◆ **AIM**
Output every entry exactly as written, but omit the pictures.

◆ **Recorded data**
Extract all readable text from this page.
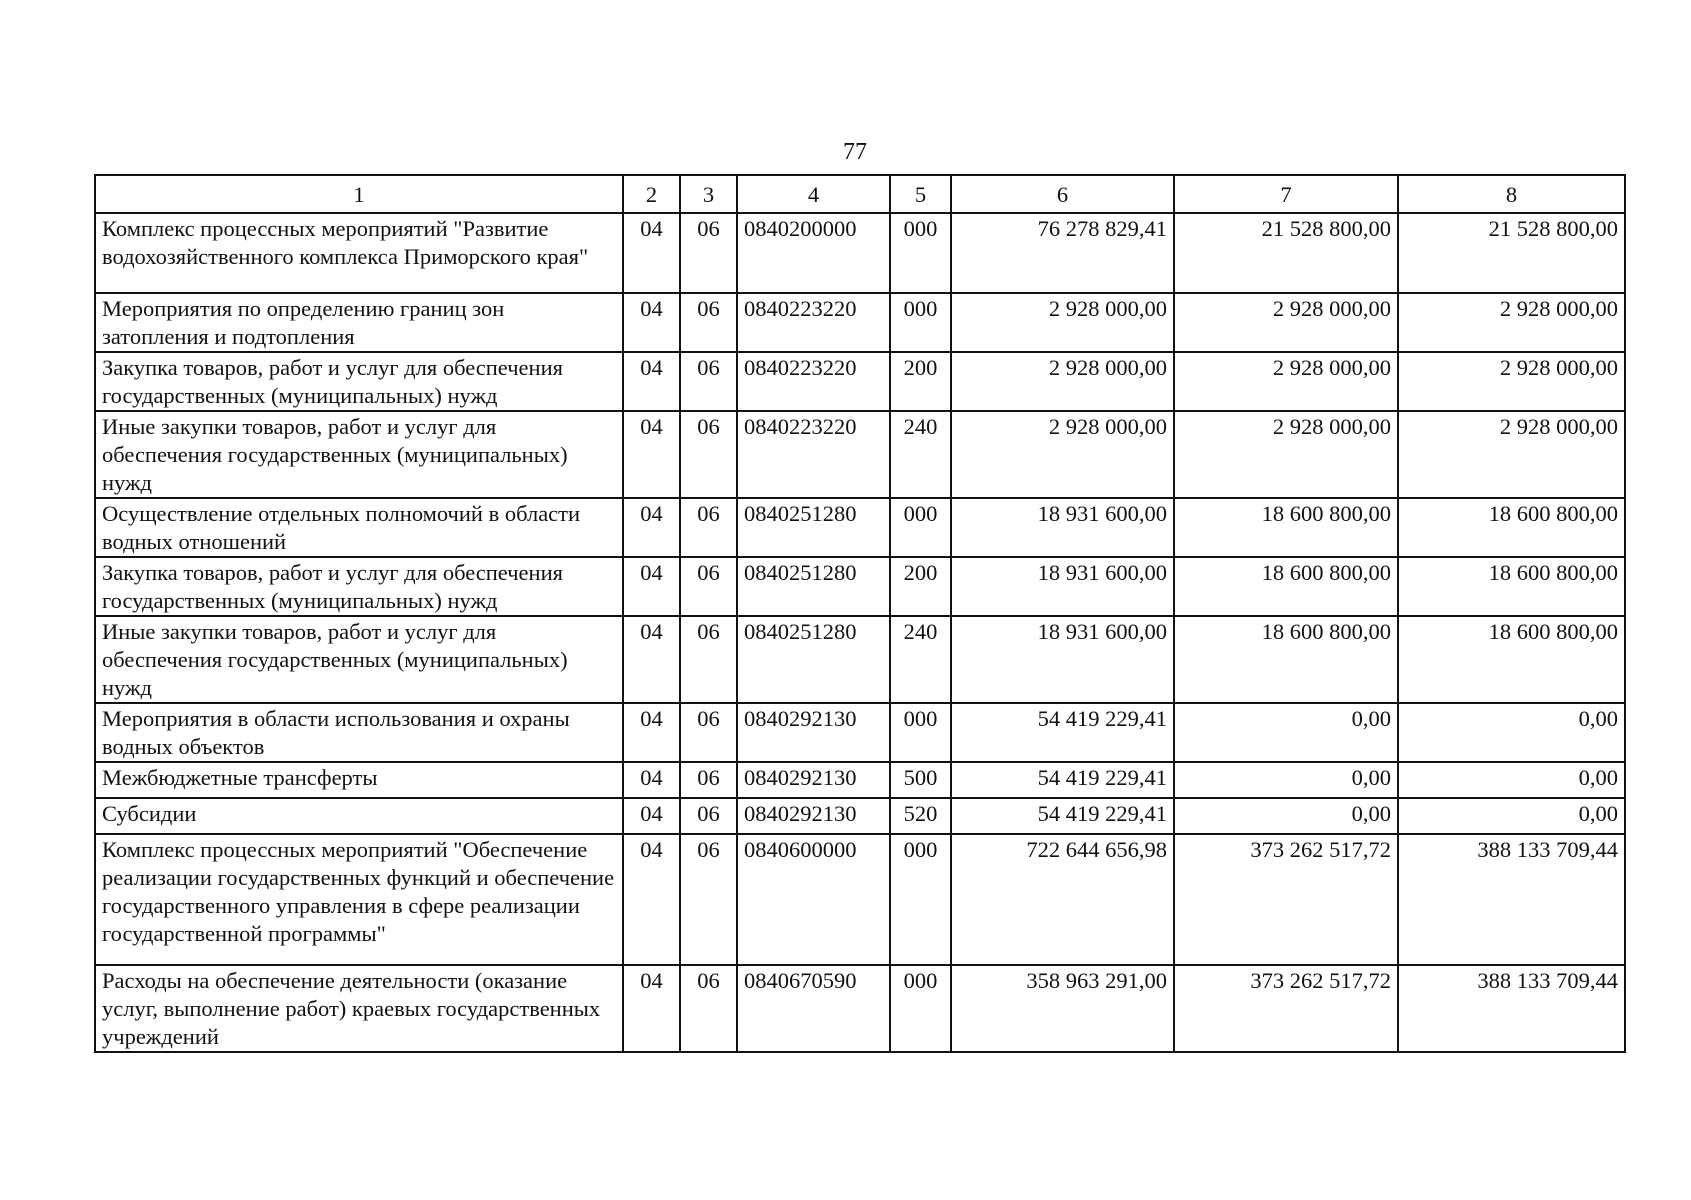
77
1	2	3	4	5	6	7	8
Комплекс процессных мероприятий "Развитие водохозяйственного комплекса Приморского края"	04	06	0840200000	000	76 278 829,41	21 528 800,00	21 528 800,00
Мероприятия по определению границ зон затопления и подтопления	04	06	0840223220	000	2 928 000,00	2 928 000,00	2 928 000,00
Закупка товаров, работ и услуг для обеспечения государственных (муниципальных) нужд	04	06	0840223220	200	2 928 000,00	2 928 000,00	2 928 000,00
Иные закупки товаров, работ и услуг для обеспечения государственных (муниципальных) нужд	04	06	0840223220	240	2 928 000,00	2 928 000,00	2 928 000,00
Осуществление отдельных полномочий в области водных отношений	04	06	0840251280	000	18 931 600,00	18 600 800,00	18 600 800,00
Закупка товаров, работ и услуг для обеспечения государственных (муниципальных) нужд	04	06	0840251280	200	18 931 600,00	18 600 800,00	18 600 800,00
Иные закупки товаров, работ и услуг для обеспечения государственных (муниципальных) нужд	04	06	0840251280	240	18 931 600,00	18 600 800,00	18 600 800,00
Мероприятия в области использования и охраны водных объектов	04	06	0840292130	000	54 419 229,41	0,00	0,00
Межбюджетные трансферты	04	06	0840292130	500	54 419 229,41	0,00	0,00
Субсидии	04	06	0840292130	520	54 419 229,41	0,00	0,00
Комплекс процессных мероприятий "Обеспечение реализации государственных функций и обеспечение государственного управления в сфере реализации государственной программы"	04	06	0840600000	000	722 644 656,98	373 262 517,72	388 133 709,44
Расходы на обеспечение деятельности (оказание услуг, выполнение работ) краевых государственных учреждений	04	06	0840670590	000	358 963 291,00	373 262 517,72	388 133 709,44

◆ **ANSWER TO THE TASK**
Extract all readable text from this page.
77
1	2	3	4	5	6	7	8
Комплекс процессных мероприятий "Развитие водохозяйственного комплекса Приморского края"	04	06	0840200000	000	76 278 829,41	21 528 800,00	21 528 800,00
Мероприятия по определению границ зон затопления и подтопления	04	06	0840223220	000	2 928 000,00	2 928 000,00	2 928 000,00
Закупка товаров, работ и услуг для обеспечения государственных (муниципальных) нужд	04	06	0840223220	200	2 928 000,00	2 928 000,00	2 928 000,00
Иные закупки товаров, работ и услуг для обеспечения государственных (муниципальных) нужд	04	06	0840223220	240	2 928 000,00	2 928 000,00	2 928 000,00
Осуществление отдельных полномочий в области водных отношений	04	06	0840251280	000	18 931 600,00	18 600 800,00	18 600 800,00
Закупка товаров, работ и услуг для обеспечения государственных (муниципальных) нужд	04	06	0840251280	200	18 931 600,00	18 600 800,00	18 600 800,00
Иные закупки товаров, работ и услуг для обеспечения государственных (муниципальных) нужд	04	06	0840251280	240	18 931 600,00	18 600 800,00	18 600 800,00
Мероприятия в области использования и охраны водных объектов	04	06	0840292130	000	54 419 229,41	0,00	0,00
Межбюджетные трансферты	04	06	0840292130	500	54 419 229,41	0,00	0,00
Субсидии	04	06	0840292130	520	54 419 229,41	0,00	0,00
Комплекс процессных мероприятий "Обеспечение реализации государственных функций и обеспечение государственного управления в сфере реализации государственной программы"	04	06	0840600000	000	722 644 656,98	373 262 517,72	388 133 709,44
Расходы на обеспечение деятельности (оказание услуг, выполнение работ) краевых государственных учреждений	04	06	0840670590	000	358 963 291,00	373 262 517,72	388 133 709,44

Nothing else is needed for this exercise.